Data records
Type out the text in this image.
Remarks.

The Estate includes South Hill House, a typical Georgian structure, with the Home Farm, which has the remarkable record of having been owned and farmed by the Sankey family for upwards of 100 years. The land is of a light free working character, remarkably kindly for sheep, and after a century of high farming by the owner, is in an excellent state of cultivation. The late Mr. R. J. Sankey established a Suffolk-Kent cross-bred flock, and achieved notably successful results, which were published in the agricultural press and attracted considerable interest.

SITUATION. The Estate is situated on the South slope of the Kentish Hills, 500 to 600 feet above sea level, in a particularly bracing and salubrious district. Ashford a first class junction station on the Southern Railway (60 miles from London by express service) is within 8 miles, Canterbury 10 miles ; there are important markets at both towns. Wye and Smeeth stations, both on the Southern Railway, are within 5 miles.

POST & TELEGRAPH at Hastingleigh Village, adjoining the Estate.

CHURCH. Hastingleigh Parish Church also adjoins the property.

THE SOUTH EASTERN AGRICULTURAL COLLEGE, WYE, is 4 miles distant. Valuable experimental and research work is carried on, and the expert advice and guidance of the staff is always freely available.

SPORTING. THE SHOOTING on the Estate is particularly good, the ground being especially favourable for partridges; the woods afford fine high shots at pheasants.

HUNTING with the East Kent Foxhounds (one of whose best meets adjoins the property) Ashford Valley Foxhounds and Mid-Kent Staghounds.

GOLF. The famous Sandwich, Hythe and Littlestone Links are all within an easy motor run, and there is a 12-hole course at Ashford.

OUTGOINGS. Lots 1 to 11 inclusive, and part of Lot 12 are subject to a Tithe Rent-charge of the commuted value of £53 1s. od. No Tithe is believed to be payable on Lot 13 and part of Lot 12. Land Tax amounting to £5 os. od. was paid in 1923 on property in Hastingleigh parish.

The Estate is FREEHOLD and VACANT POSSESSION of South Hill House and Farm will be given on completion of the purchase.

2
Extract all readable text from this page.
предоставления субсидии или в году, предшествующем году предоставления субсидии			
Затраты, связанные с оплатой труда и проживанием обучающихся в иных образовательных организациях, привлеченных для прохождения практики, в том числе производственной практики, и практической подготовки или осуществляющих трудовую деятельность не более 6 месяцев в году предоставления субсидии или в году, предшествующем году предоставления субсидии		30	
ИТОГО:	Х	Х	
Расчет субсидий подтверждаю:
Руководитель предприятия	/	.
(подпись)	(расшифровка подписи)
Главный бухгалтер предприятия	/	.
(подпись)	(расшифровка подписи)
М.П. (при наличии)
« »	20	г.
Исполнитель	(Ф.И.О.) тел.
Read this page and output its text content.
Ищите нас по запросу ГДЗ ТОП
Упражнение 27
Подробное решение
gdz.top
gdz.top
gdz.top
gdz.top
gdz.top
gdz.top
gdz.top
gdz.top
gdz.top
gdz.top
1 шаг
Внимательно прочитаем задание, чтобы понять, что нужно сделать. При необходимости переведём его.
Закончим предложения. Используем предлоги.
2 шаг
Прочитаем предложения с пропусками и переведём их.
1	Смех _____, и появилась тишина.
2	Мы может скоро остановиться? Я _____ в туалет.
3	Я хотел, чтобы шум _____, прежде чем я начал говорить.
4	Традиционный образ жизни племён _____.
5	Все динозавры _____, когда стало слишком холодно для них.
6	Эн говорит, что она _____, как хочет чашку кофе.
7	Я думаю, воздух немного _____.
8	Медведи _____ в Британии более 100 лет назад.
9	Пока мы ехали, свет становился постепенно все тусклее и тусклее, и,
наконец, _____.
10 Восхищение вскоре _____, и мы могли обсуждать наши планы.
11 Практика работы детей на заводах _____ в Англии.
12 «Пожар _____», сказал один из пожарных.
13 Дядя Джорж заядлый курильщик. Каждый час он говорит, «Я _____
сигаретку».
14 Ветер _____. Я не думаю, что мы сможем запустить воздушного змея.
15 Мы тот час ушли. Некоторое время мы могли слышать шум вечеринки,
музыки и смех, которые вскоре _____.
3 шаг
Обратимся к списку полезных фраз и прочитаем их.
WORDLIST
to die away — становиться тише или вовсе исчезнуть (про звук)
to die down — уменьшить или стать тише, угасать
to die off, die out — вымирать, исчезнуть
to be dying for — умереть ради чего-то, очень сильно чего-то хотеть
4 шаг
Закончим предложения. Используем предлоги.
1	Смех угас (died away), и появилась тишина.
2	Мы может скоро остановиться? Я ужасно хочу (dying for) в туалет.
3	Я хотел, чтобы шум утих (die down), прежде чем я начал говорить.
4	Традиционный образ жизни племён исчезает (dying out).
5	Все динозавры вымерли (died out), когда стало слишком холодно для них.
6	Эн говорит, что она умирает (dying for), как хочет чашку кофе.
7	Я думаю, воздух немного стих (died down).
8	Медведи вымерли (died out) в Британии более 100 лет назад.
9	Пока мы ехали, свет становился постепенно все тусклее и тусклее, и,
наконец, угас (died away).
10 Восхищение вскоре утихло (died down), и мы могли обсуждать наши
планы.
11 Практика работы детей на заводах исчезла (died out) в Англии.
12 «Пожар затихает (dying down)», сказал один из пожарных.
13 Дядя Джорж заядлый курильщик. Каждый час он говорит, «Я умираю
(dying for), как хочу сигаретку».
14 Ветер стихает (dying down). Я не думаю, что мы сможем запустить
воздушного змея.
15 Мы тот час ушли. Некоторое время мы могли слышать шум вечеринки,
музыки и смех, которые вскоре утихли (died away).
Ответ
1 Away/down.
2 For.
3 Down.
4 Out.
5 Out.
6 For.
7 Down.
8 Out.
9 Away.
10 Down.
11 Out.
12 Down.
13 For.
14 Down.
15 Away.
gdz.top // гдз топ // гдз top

• [Instruction]
Retype every entry word for word.

• [Final answer]
Type out the text in this image.
Remarks.

The Estate includes South Hill House, a typical Georgian structure, with the Home Farm, which has the remarkable record of having been owned and farmed by the Sankey family for upwards of 100 years. The land is of a light free working character, remarkably kindly for sheep, and after a century of high farming by the owner, is in an excellent state of cultivation. The late Mr. R. J. Sankey established a Suffolk-Kent cross-bred flock, and achieved notably successful results, which were published in the agricultural press and attracted considerable interest.

SITUATION. The Estate is situated on the South slope of the Kentish Hills, 500 to 600 feet above sea level, in a particularly bracing and salubrious district. Ashford a first class junction station on the Southern Railway (60 miles from London by express service) is within 8 miles, Canterbury 10 miles ; there are important markets at both towns. Wye and Smeeth stations, both on the Southern Railway, are within 5 miles.

POST & TELEGRAPH at Hastingleigh Village, adjoining the Estate.

CHURCH. Hastingleigh Parish Church also adjoins the property.

THE SOUTH EASTERN AGRICULTURAL COLLEGE, WYE, is 4 miles distant. Valuable experimental and research work is carried on, and the expert advice and guidance of the staff is always freely available.

SPORTING. THE SHOOTING on the Estate is particularly good, the ground being especially favourable for partridges; the woods afford fine high shots at pheasants.

HUNTING with the East Kent Foxhounds (one of whose best meets adjoins the property) Ashford Valley Foxhounds and Mid-Kent Staghounds.

GOLF. The famous Sandwich, Hythe and Littlestone Links are all within an easy motor run, and there is a 12-hole course at Ashford.

OUTGOINGS. Lots 1 to 11 inclusive, and part of Lot 12 are subject to a Tithe Rent-charge of the commuted value of £53 1s. od. No Tithe is believed to be payable on Lot 13 and part of Lot 12. Land Tax amounting to £5 os. od. was paid in 1923 on property in Hastingleigh parish.

The Estate is FREEHOLD and VACANT POSSESSION of South Hill House and Farm will be given on completion of the purchase.

2
Extract all readable text from this page.
предоставления субсидии или в году, предшествующем году предоставления субсидии			
Затраты, связанные с оплатой труда и проживанием обучающихся в иных образовательных организациях, привлеченных для прохождения практики, в том числе производственной практики, и практической подготовки или осуществляющих трудовую деятельность не более 6 месяцев в году предоставления субсидии или в году, предшествующем году предоставления субсидии		30	
ИТОГО:	Х	Х	
Расчет субсидий подтверждаю:
Руководитель предприятия	/	.
(подпись)	(расшифровка подписи)
Главный бухгалтер предприятия	/	.
(подпись)	(расшифровка подписи)
М.П. (при наличии)
« »	20	г.
Исполнитель	(Ф.И.О.) тел.
Read this page and output its text content.
Ищите нас по запросу ГДЗ ТОП
Упражнение 27
Подробное решение
gdz.top
gdz.top
gdz.top
gdz.top
gdz.top
gdz.top
gdz.top
gdz.top
gdz.top
gdz.top
1 шаг
Внимательно прочитаем задание, чтобы понять, что нужно сделать. При необходимости переведём его.
Закончим предложения. Используем предлоги.
2 шаг
Прочитаем предложения с пропусками и переведём их.
1	Смех _____, и появилась тишина.
2	Мы может скоро остановиться? Я _____ в туалет.
3	Я хотел, чтобы шум _____, прежде чем я начал говорить.
4	Традиционный образ жизни племён _____.
5	Все динозавры _____, когда стало слишком холодно для них.
6	Эн говорит, что она _____, как хочет чашку кофе.
7	Я думаю, воздух немного _____.
8	Медведи _____ в Британии более 100 лет назад.
9	Пока мы ехали, свет становился постепенно все тусклее и тусклее, и,
наконец, _____.
10 Восхищение вскоре _____, и мы могли обсуждать наши планы.
11 Практика работы детей на заводах _____ в Англии.
12 «Пожар _____», сказал один из пожарных.
13 Дядя Джорж заядлый курильщик. Каждый час он говорит, «Я _____
сигаретку».
14 Ветер _____. Я не думаю, что мы сможем запустить воздушного змея.
15 Мы тот час ушли. Некоторое время мы могли слышать шум вечеринки,
музыки и смех, которые вскоре _____.
3 шаг
Обратимся к списку полезных фраз и прочитаем их.
WORDLIST
to die away — становиться тише или вовсе исчезнуть (про звук)
to die down — уменьшить или стать тише, угасать
to die off, die out — вымирать, исчезнуть
to be dying for — умереть ради чего-то, очень сильно чего-то хотеть
4 шаг
Закончим предложения. Используем предлоги.
1	Смех угас (died away), и появилась тишина.
2	Мы может скоро остановиться? Я ужасно хочу (dying for) в туалет.
3	Я хотел, чтобы шум утих (die down), прежде чем я начал говорить.
4	Традиционный образ жизни племён исчезает (dying out).
5	Все динозавры вымерли (died out), когда стало слишком холодно для них.
6	Эн говорит, что она умирает (dying for), как хочет чашку кофе.
7	Я думаю, воздух немного стих (died down).
8	Медведи вымерли (died out) в Британии более 100 лет назад.
9	Пока мы ехали, свет становился постепенно все тусклее и тусклее, и,
наконец, угас (died away).
10 Восхищение вскоре утихло (died down), и мы могли обсуждать наши
планы.
11 Практика работы детей на заводах исчезла (died out) в Англии.
12 «Пожар затихает (dying down)», сказал один из пожарных.
13 Дядя Джорж заядлый курильщик. Каждый час он говорит, «Я умираю
(dying for), как хочу сигаретку».
14 Ветер стихает (dying down). Я не думаю, что мы сможем запустить
воздушного змея.
15 Мы тот час ушли. Некоторое время мы могли слышать шум вечеринки,
музыки и смех, которые вскоре утихли (died away).
Ответ
1 Away/down.
2 For.
3 Down.
4 Out.
5 Out.
6 For.
7 Down.
8 Out.
9 Away.
10 Down.
11 Out.
12 Down.
13 For.
14 Down.
15 Away.
gdz.top // гдз топ // гдз top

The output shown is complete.